Set exercise.
All of the data below should be written out exactly.

+++ Raw data

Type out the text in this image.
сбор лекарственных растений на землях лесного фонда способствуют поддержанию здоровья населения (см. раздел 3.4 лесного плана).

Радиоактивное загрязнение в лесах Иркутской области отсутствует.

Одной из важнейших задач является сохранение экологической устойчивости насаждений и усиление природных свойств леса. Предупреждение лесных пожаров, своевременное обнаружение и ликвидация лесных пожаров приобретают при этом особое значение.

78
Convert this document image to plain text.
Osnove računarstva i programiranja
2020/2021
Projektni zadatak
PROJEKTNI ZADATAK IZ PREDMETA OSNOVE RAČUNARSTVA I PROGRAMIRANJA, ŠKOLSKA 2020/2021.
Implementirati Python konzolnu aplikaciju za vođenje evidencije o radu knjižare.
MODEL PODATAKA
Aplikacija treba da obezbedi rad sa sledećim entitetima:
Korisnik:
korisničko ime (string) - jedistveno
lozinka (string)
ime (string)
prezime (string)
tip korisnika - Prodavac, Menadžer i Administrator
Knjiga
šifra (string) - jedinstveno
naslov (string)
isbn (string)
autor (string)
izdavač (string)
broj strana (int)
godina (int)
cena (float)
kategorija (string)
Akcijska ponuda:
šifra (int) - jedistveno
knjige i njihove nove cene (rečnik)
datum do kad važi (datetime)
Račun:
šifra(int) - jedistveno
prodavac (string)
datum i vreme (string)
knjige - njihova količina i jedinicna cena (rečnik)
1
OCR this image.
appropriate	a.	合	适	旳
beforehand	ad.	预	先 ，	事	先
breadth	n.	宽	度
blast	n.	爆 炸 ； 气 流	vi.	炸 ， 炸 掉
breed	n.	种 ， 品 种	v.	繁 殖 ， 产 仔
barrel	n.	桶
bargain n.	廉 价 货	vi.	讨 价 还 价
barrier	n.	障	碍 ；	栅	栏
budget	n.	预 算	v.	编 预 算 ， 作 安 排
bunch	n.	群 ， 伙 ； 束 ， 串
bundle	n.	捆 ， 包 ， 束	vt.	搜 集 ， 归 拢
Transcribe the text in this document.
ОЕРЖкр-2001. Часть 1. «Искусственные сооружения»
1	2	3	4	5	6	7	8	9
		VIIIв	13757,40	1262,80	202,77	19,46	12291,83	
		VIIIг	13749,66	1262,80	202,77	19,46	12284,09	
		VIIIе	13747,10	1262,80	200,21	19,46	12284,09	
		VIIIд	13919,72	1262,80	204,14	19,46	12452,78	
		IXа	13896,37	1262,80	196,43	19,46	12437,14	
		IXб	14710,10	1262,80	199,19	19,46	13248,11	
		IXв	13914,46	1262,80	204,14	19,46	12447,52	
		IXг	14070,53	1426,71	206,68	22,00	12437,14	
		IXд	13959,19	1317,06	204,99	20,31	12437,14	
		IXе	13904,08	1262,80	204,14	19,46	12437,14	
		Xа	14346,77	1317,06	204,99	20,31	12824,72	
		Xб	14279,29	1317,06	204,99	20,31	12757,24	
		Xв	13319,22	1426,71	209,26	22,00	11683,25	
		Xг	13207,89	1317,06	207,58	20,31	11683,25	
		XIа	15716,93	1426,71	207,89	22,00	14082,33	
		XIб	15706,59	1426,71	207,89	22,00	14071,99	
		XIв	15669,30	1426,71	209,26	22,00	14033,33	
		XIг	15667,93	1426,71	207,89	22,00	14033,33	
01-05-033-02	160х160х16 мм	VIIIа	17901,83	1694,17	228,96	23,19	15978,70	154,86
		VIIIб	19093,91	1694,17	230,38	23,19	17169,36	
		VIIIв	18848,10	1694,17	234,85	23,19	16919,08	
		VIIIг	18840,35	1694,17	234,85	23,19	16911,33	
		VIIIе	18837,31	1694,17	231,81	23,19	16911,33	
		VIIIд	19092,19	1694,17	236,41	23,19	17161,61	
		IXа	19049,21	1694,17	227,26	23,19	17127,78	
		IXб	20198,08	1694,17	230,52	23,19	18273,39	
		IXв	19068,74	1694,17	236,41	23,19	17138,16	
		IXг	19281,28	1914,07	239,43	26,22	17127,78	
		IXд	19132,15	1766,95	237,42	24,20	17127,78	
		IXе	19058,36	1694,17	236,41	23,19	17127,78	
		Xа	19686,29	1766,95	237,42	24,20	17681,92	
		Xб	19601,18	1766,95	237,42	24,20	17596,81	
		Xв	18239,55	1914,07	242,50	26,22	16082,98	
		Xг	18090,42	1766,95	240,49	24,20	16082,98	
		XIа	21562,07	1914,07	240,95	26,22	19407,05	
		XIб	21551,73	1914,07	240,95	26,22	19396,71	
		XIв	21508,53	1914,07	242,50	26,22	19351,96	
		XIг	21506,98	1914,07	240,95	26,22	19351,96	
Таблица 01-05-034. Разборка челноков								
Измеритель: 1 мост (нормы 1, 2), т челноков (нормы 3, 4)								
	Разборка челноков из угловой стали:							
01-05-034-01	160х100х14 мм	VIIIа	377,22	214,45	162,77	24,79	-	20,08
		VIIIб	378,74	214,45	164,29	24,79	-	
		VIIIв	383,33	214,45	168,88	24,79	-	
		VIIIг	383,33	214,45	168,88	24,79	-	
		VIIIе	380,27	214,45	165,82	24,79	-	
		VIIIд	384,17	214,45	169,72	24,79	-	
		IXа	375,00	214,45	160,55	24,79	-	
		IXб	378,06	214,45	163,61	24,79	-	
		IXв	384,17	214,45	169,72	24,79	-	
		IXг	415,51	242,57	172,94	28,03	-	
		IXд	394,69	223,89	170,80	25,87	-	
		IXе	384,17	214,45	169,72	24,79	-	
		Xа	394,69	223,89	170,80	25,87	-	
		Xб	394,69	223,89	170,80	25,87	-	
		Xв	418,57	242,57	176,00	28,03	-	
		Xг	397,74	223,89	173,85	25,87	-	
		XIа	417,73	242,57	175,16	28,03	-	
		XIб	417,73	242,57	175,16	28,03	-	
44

++++++

The output.
Type out the text in this image.
сбор лекарственных растений на землях лесного фонда способствуют поддержанию здоровья населения (см. раздел 3.4 лесного плана).

Радиоактивное загрязнение в лесах Иркутской области отсутствует.

Одной из важнейших задач является сохранение экологической устойчивости насаждений и усиление природных свойств леса. Предупреждение лесных пожаров, своевременное обнаружение и ликвидация лесных пожаров приобретают при этом особое значение.

78
Convert this document image to plain text.
Osnove računarstva i programiranja
2020/2021
Projektni zadatak
PROJEKTNI ZADATAK IZ PREDMETA OSNOVE RAČUNARSTVA I PROGRAMIRANJA, ŠKOLSKA 2020/2021.
Implementirati Python konzolnu aplikaciju za vođenje evidencije o radu knjižare.
MODEL PODATAKA
Aplikacija treba da obezbedi rad sa sledećim entitetima:
Korisnik:
korisničko ime (string) - jedistveno
lozinka (string)
ime (string)
prezime (string)
tip korisnika - Prodavac, Menadžer i Administrator
Knjiga
šifra (string) - jedinstveno
naslov (string)
isbn (string)
autor (string)
izdavač (string)
broj strana (int)
godina (int)
cena (float)
kategorija (string)
Akcijska ponuda:
šifra (int) - jedistveno
knjige i njihove nove cene (rečnik)
datum do kad važi (datetime)
Račun:
šifra(int) - jedistveno
prodavac (string)
datum i vreme (string)
knjige - njihova količina i jedinicna cena (rečnik)
1
OCR this image.
appropriate	a.	合	适	旳
beforehand	ad.	预	先 ，	事	先
breadth	n.	宽	度
blast	n.	爆 炸 ； 气 流	vi.	炸 ， 炸 掉
breed	n.	种 ， 品 种	v.	繁 殖 ， 产 仔
barrel	n.	桶
bargain n.	廉 价 货	vi.	讨 价 还 价
barrier	n.	障	碍 ；	栅	栏
budget	n.	预 算	v.	编 预 算 ， 作 安 排
bunch	n.	群 ， 伙 ； 束 ， 串
bundle	n.	捆 ， 包 ， 束	vt.	搜 集 ， 归 拢
Transcribe the text in this document.
ОЕРЖкр-2001. Часть 1. «Искусственные сооружения»
1	2	3	4	5	6	7	8	9
		VIIIв	13757,40	1262,80	202,77	19,46	12291,83	
		VIIIг	13749,66	1262,80	202,77	19,46	12284,09	
		VIIIе	13747,10	1262,80	200,21	19,46	12284,09	
		VIIIд	13919,72	1262,80	204,14	19,46	12452,78	
		IXа	13896,37	1262,80	196,43	19,46	12437,14	
		IXб	14710,10	1262,80	199,19	19,46	13248,11	
		IXв	13914,46	1262,80	204,14	19,46	12447,52	
		IXг	14070,53	1426,71	206,68	22,00	12437,14	
		IXд	13959,19	1317,06	204,99	20,31	12437,14	
		IXе	13904,08	1262,80	204,14	19,46	12437,14	
		Xа	14346,77	1317,06	204,99	20,31	12824,72	
		Xб	14279,29	1317,06	204,99	20,31	12757,24	
		Xв	13319,22	1426,71	209,26	22,00	11683,25	
		Xг	13207,89	1317,06	207,58	20,31	11683,25	
		XIа	15716,93	1426,71	207,89	22,00	14082,33	
		XIб	15706,59	1426,71	207,89	22,00	14071,99	
		XIв	15669,30	1426,71	209,26	22,00	14033,33	
		XIг	15667,93	1426,71	207,89	22,00	14033,33	
01-05-033-02	160х160х16 мм	VIIIа	17901,83	1694,17	228,96	23,19	15978,70	154,86
		VIIIб	19093,91	1694,17	230,38	23,19	17169,36	
		VIIIв	18848,10	1694,17	234,85	23,19	16919,08	
		VIIIг	18840,35	1694,17	234,85	23,19	16911,33	
		VIIIе	18837,31	1694,17	231,81	23,19	16911,33	
		VIIIд	19092,19	1694,17	236,41	23,19	17161,61	
		IXа	19049,21	1694,17	227,26	23,19	17127,78	
		IXб	20198,08	1694,17	230,52	23,19	18273,39	
		IXв	19068,74	1694,17	236,41	23,19	17138,16	
		IXг	19281,28	1914,07	239,43	26,22	17127,78	
		IXд	19132,15	1766,95	237,42	24,20	17127,78	
		IXе	19058,36	1694,17	236,41	23,19	17127,78	
		Xа	19686,29	1766,95	237,42	24,20	17681,92	
		Xб	19601,18	1766,95	237,42	24,20	17596,81	
		Xв	18239,55	1914,07	242,50	26,22	16082,98	
		Xг	18090,42	1766,95	240,49	24,20	16082,98	
		XIа	21562,07	1914,07	240,95	26,22	19407,05	
		XIб	21551,73	1914,07	240,95	26,22	19396,71	
		XIв	21508,53	1914,07	242,50	26,22	19351,96	
		XIг	21506,98	1914,07	240,95	26,22	19351,96	
Таблица 01-05-034. Разборка челноков								
Измеритель: 1 мост (нормы 1, 2), т челноков (нормы 3, 4)								
	Разборка челноков из угловой стали:							
01-05-034-01	160х100х14 мм	VIIIа	377,22	214,45	162,77	24,79	-	20,08
		VIIIб	378,74	214,45	164,29	24,79	-	
		VIIIв	383,33	214,45	168,88	24,79	-	
		VIIIг	383,33	214,45	168,88	24,79	-	
		VIIIе	380,27	214,45	165,82	24,79	-	
		VIIIд	384,17	214,45	169,72	24,79	-	
		IXа	375,00	214,45	160,55	24,79	-	
		IXб	378,06	214,45	163,61	24,79	-	
		IXв	384,17	214,45	169,72	24,79	-	
		IXг	415,51	242,57	172,94	28,03	-	
		IXд	394,69	223,89	170,80	25,87	-	
		IXе	384,17	214,45	169,72	24,79	-	
		Xа	394,69	223,89	170,80	25,87	-	
		Xб	394,69	223,89	170,80	25,87	-	
		Xв	418,57	242,57	176,00	28,03	-	
		Xг	397,74	223,89	173,85	25,87	-	
		XIа	417,73	242,57	175,16	28,03	-	
		XIб	417,73	242,57	175,16	28,03	-	
44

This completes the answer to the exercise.